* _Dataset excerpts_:
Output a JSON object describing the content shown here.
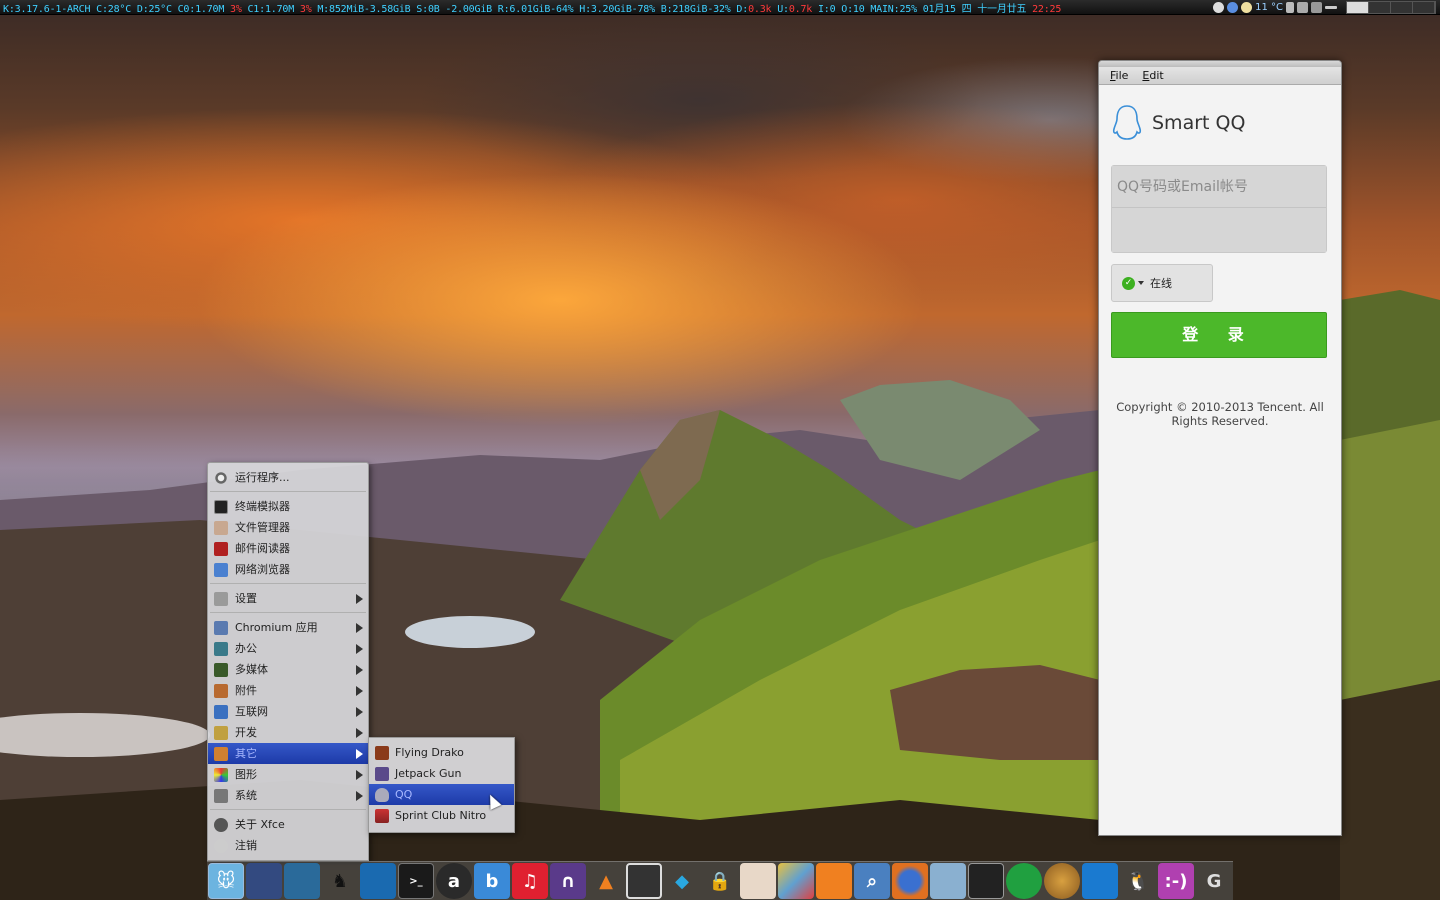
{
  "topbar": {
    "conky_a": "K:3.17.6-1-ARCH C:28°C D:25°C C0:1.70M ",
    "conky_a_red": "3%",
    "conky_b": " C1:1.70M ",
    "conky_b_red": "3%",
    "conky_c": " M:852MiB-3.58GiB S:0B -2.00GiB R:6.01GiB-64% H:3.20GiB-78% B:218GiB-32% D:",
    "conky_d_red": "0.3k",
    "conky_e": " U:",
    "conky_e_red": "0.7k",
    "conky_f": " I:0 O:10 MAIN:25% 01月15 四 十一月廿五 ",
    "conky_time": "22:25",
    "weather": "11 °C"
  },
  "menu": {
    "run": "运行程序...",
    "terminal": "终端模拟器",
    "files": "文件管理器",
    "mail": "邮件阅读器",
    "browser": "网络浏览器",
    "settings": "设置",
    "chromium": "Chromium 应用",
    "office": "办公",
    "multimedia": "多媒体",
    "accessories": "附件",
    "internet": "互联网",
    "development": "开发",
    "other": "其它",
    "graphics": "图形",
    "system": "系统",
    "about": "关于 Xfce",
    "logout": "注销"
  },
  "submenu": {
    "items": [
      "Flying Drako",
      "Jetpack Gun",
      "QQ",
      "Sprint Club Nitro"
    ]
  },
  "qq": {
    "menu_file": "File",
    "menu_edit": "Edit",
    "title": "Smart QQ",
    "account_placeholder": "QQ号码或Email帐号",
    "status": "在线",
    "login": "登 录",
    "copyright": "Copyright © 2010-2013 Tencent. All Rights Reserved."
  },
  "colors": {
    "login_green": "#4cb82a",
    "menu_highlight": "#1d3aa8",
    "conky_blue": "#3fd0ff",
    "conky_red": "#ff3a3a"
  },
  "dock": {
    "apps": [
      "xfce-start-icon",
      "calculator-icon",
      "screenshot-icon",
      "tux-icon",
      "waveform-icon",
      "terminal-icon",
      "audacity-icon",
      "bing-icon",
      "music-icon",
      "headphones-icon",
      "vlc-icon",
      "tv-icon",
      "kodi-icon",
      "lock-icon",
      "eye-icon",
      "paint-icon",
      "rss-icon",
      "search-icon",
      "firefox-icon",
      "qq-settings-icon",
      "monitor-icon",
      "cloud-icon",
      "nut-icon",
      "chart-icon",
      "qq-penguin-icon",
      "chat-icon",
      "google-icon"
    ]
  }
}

...

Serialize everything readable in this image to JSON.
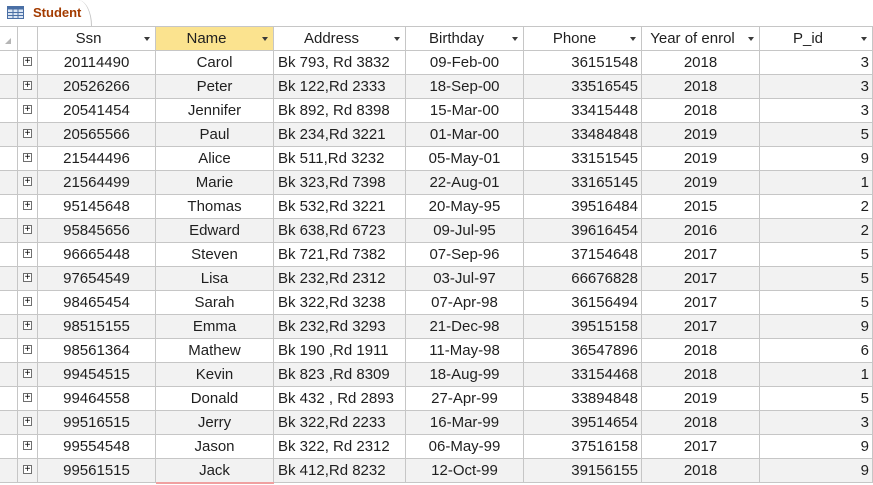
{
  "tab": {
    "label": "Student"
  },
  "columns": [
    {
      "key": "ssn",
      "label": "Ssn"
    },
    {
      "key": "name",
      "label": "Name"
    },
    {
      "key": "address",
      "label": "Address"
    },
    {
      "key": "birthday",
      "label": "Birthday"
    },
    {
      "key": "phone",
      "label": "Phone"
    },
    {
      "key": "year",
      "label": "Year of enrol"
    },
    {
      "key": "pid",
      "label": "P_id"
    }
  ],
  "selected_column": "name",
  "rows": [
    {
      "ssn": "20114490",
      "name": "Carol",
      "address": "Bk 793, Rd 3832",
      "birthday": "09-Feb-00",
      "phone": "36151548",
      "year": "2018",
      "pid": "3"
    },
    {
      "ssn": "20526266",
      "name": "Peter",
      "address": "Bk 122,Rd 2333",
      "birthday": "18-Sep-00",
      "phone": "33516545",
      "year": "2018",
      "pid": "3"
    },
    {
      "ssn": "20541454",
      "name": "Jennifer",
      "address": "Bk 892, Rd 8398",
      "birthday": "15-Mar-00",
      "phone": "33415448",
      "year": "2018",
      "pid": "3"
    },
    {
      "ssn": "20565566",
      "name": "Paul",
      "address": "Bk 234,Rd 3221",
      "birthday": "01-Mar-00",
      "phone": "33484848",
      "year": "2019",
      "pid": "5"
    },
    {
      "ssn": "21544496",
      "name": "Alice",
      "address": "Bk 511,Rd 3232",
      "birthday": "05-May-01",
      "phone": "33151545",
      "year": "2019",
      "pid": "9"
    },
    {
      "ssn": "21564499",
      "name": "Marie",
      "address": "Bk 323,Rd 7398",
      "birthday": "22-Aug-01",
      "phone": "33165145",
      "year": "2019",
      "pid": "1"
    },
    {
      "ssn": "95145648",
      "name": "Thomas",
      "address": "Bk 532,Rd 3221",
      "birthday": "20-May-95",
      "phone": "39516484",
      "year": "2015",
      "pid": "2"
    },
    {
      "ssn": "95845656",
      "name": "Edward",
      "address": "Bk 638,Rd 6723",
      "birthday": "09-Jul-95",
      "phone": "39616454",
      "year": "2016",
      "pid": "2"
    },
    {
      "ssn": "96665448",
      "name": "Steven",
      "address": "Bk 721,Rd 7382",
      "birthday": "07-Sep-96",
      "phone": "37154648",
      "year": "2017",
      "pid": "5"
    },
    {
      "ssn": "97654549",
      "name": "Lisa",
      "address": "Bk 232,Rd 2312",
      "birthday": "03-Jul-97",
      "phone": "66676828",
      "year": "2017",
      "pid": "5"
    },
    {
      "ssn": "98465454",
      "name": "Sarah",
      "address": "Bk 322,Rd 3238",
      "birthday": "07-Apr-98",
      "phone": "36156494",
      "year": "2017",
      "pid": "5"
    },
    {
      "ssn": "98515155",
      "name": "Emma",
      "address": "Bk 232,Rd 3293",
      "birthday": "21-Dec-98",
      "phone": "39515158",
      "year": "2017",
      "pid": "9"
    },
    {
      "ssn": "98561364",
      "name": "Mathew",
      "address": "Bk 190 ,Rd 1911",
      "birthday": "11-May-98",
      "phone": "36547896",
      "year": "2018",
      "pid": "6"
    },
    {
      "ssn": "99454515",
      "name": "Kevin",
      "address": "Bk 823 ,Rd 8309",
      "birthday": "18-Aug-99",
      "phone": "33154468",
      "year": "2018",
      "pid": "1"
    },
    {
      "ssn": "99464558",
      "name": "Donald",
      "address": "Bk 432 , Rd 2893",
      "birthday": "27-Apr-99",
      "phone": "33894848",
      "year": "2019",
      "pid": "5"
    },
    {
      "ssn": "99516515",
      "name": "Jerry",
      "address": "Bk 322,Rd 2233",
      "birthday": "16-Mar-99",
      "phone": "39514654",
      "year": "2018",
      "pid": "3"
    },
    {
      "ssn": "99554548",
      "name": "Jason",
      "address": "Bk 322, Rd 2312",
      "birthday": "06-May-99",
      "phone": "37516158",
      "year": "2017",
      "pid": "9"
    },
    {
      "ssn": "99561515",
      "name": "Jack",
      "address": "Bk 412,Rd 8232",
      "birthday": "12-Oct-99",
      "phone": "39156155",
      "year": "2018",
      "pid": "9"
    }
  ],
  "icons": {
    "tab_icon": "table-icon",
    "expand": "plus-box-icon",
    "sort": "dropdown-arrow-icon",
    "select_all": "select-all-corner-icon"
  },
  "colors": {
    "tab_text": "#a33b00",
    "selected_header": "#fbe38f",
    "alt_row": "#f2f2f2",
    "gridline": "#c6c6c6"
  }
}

--

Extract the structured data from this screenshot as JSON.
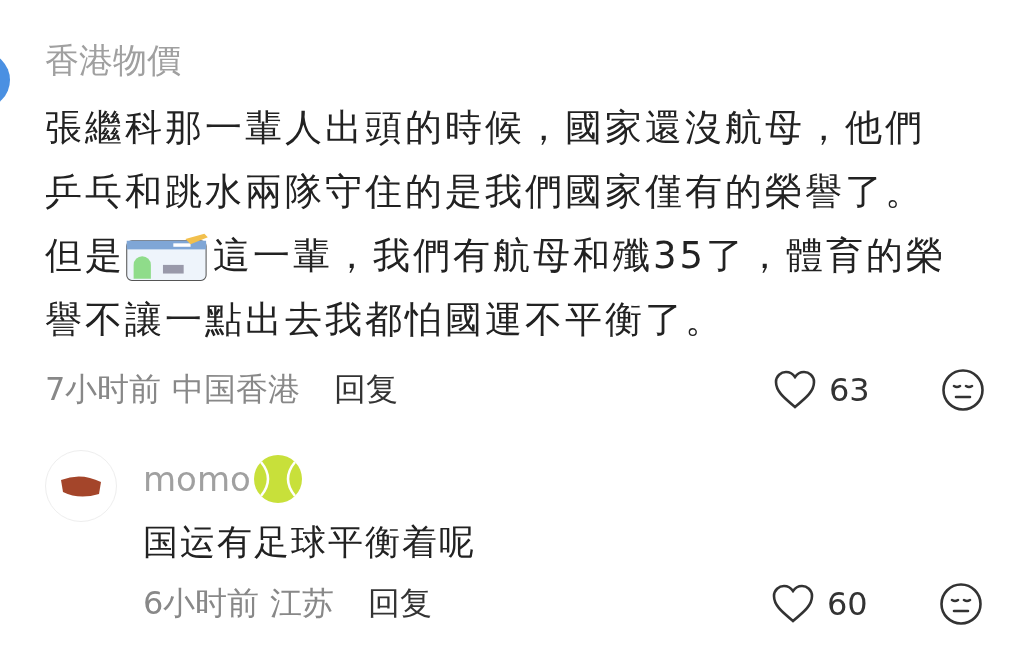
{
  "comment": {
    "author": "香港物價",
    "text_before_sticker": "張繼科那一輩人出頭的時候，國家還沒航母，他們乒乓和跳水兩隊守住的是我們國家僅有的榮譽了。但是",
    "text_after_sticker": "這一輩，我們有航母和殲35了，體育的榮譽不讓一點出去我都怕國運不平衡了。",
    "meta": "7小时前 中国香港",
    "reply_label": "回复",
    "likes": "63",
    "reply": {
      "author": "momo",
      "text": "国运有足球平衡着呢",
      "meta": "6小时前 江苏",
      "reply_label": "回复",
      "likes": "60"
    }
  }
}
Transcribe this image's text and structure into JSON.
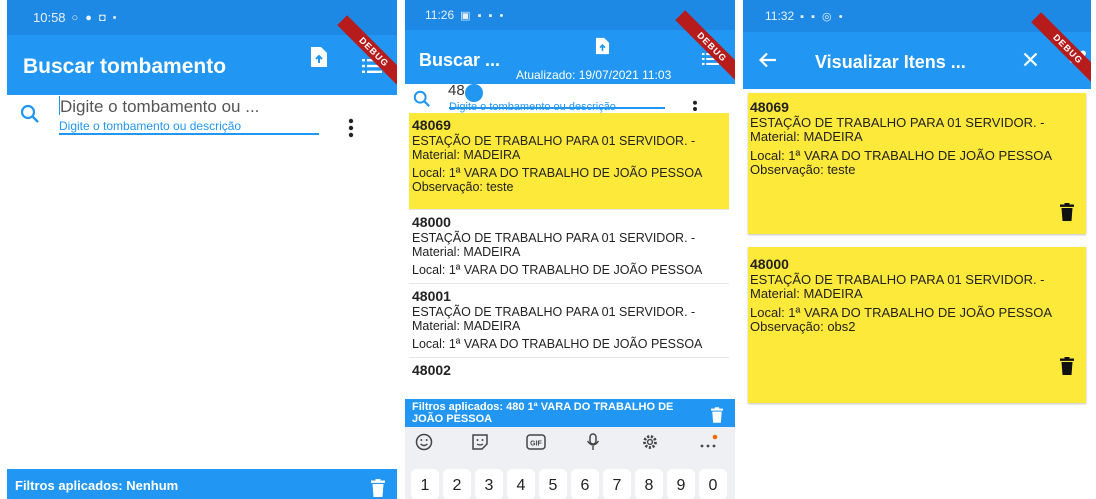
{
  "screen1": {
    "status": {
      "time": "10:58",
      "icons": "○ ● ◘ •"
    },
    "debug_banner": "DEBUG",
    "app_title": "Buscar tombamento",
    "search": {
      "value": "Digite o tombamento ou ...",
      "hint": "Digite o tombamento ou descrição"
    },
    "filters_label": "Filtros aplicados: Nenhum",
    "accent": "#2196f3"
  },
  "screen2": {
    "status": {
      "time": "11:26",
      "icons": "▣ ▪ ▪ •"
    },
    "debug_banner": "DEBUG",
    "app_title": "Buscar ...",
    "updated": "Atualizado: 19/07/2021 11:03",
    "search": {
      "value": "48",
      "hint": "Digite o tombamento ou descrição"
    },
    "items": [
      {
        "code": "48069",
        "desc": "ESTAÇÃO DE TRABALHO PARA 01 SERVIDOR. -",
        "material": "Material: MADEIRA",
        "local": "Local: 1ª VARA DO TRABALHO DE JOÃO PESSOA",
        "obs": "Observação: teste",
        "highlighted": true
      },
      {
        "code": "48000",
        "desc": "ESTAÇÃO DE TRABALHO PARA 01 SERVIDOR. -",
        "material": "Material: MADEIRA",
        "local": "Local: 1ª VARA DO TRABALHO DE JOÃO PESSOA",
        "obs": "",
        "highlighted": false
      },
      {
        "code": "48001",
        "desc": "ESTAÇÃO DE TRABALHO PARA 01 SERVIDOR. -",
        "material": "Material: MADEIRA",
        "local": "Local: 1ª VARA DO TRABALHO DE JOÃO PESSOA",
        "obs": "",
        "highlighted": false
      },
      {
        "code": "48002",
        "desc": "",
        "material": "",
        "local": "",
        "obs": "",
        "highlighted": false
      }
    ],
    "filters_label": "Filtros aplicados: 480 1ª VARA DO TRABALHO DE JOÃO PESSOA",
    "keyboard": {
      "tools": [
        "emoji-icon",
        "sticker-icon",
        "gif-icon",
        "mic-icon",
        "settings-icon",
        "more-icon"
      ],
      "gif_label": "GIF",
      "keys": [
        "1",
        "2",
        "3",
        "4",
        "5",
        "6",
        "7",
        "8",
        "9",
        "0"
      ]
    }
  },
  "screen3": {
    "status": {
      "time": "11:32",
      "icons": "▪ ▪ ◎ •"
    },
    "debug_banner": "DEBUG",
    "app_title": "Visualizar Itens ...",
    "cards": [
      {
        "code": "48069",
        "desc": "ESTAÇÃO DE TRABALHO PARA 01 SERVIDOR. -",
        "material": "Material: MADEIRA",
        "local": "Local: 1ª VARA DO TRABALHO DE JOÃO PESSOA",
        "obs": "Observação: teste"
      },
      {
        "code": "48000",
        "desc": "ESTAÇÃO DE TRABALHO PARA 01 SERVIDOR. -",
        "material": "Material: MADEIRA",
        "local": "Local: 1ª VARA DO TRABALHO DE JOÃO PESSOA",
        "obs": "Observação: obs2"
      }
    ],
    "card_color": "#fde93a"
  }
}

* _Task description_: Note how many lines in the listing above hold the string "tombamento", then give only that figure.

* _Problem solution_: 4